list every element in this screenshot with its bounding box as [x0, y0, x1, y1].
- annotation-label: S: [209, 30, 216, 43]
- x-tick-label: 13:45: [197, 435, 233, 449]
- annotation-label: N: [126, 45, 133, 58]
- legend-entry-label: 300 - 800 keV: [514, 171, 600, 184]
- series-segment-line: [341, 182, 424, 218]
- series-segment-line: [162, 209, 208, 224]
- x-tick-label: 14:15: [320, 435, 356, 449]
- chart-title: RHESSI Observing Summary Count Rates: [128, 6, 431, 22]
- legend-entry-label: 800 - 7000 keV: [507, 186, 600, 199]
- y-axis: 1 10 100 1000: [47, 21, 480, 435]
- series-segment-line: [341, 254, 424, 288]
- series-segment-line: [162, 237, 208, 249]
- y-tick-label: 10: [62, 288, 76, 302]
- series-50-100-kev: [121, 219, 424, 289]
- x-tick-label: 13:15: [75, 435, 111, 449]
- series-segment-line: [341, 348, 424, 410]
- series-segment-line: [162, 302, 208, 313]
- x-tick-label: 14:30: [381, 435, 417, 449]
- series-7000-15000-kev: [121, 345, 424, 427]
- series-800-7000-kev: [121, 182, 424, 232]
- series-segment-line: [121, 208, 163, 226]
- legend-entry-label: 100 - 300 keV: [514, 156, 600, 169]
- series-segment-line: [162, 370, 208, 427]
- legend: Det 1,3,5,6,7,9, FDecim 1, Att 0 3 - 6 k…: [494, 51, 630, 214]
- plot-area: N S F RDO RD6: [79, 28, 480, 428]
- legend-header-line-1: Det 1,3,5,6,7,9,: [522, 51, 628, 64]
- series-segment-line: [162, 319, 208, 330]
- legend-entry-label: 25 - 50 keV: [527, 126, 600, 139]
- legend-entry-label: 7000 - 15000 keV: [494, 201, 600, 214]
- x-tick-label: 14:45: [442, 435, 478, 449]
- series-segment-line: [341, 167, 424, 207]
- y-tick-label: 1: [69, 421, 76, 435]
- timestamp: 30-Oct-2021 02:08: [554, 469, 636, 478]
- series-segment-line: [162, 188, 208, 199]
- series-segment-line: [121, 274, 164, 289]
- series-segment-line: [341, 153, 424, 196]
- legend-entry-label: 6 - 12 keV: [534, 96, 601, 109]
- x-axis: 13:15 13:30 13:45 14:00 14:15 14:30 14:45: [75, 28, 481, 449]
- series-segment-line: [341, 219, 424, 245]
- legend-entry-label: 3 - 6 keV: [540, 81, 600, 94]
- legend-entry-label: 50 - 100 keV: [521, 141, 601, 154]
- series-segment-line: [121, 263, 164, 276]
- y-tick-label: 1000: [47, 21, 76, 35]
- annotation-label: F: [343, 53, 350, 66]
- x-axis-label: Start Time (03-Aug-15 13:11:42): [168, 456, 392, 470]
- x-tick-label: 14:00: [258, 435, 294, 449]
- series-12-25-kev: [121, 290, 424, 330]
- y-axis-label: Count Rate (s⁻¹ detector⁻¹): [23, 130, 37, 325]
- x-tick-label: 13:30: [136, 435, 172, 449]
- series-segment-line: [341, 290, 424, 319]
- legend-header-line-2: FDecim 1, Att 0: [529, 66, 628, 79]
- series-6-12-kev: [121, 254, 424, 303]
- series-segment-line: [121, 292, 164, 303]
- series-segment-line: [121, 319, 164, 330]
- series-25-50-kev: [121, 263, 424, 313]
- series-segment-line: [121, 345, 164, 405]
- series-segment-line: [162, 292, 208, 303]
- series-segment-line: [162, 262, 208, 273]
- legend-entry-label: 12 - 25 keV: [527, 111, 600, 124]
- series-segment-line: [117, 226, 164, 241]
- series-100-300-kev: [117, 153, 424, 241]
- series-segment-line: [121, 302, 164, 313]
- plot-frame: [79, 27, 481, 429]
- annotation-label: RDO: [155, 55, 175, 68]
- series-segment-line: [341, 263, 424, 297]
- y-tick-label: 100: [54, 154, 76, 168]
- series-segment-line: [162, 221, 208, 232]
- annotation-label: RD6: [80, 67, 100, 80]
=====
(Given instruction): Reproduce the records above, swapping every "legend-entry-label" for "legend-item-label" and keeping everything else unchanged.

(Output for this task):
list every element in this screenshot with its bounding box as [x0, y0, x1, y1].
- annotation-label: S: [209, 30, 216, 43]
- x-tick-label: 13:45: [197, 435, 233, 449]
- annotation-label: N: [126, 45, 133, 58]
- legend-item-label: 300 - 800 keV: [514, 171, 600, 184]
- series-segment-line: [341, 182, 424, 218]
- series-segment-line: [162, 209, 208, 224]
- x-tick-label: 14:15: [320, 435, 356, 449]
- chart-title: RHESSI Observing Summary Count Rates: [128, 6, 431, 22]
- legend-item-label: 800 - 7000 keV: [507, 186, 600, 199]
- y-axis: 1 10 100 1000: [47, 21, 480, 435]
- series-segment-line: [341, 254, 424, 288]
- series-segment-line: [162, 237, 208, 249]
- y-tick-label: 10: [62, 288, 76, 302]
- series-50-100-kev: [121, 219, 424, 289]
- x-tick-label: 13:15: [75, 435, 111, 449]
- series-segment-line: [341, 348, 424, 410]
- series-segment-line: [162, 302, 208, 313]
- x-tick-label: 14:30: [381, 435, 417, 449]
- series-7000-15000-kev: [121, 345, 424, 427]
- series-800-7000-kev: [121, 182, 424, 232]
- series-segment-line: [121, 208, 163, 226]
- legend-item-label: 100 - 300 keV: [514, 156, 600, 169]
- series-segment-line: [162, 370, 208, 427]
- legend: Det 1,3,5,6,7,9, FDecim 1, Att 0 3 - 6 k…: [494, 51, 630, 214]
- plot-area: N S F RDO RD6: [79, 28, 480, 428]
- legend-header-line-1: Det 1,3,5,6,7,9,: [522, 51, 628, 64]
- series-segment-line: [162, 319, 208, 330]
- legend-item-label: 25 - 50 keV: [527, 126, 600, 139]
- legend-item-label: 7000 - 15000 keV: [494, 201, 600, 214]
- x-tick-label: 14:45: [442, 435, 478, 449]
- series-segment-line: [341, 167, 424, 207]
- y-tick-label: 1: [69, 421, 76, 435]
- timestamp: 30-Oct-2021 02:08: [554, 469, 636, 478]
- series-segment-line: [162, 188, 208, 199]
- series-segment-line: [121, 274, 164, 289]
- series-segment-line: [341, 153, 424, 196]
- legend-item-label: 6 - 12 keV: [534, 96, 601, 109]
- x-axis: 13:15 13:30 13:45 14:00 14:15 14:30 14:45: [75, 28, 481, 449]
- series-segment-line: [341, 219, 424, 245]
- legend-item-label: 3 - 6 keV: [540, 81, 600, 94]
- legend-item-label: 50 - 100 keV: [521, 141, 601, 154]
- series-segment-line: [121, 263, 164, 276]
- y-tick-label: 1000: [47, 21, 76, 35]
- annotation-label: F: [343, 53, 350, 66]
- x-axis-label: Start Time (03-Aug-15 13:11:42): [168, 456, 392, 470]
- x-tick-label: 14:00: [258, 435, 294, 449]
- series-12-25-kev: [121, 290, 424, 330]
- y-axis-label: Count Rate (s⁻¹ detector⁻¹): [23, 130, 37, 325]
- x-tick-label: 13:30: [136, 435, 172, 449]
- series-segment-line: [341, 290, 424, 319]
- legend-header-line-2: FDecim 1, Att 0: [529, 66, 628, 79]
- series-6-12-kev: [121, 254, 424, 303]
- series-segment-line: [121, 292, 164, 303]
- series-segment-line: [121, 319, 164, 330]
- series-25-50-kev: [121, 263, 424, 313]
- series-segment-line: [121, 345, 164, 405]
- series-segment-line: [162, 292, 208, 303]
- series-segment-line: [162, 262, 208, 273]
- legend-item-label: 12 - 25 keV: [527, 111, 600, 124]
- series-segment-line: [117, 226, 164, 241]
- series-100-300-kev: [117, 153, 424, 241]
- series-segment-line: [121, 302, 164, 313]
- plot-frame: [79, 27, 481, 429]
- annotation-label: RDO: [155, 55, 175, 68]
- series-segment-line: [341, 263, 424, 297]
- y-tick-label: 100: [54, 154, 76, 168]
- series-segment-line: [162, 221, 208, 232]
- annotation-label: RD6: [80, 67, 100, 80]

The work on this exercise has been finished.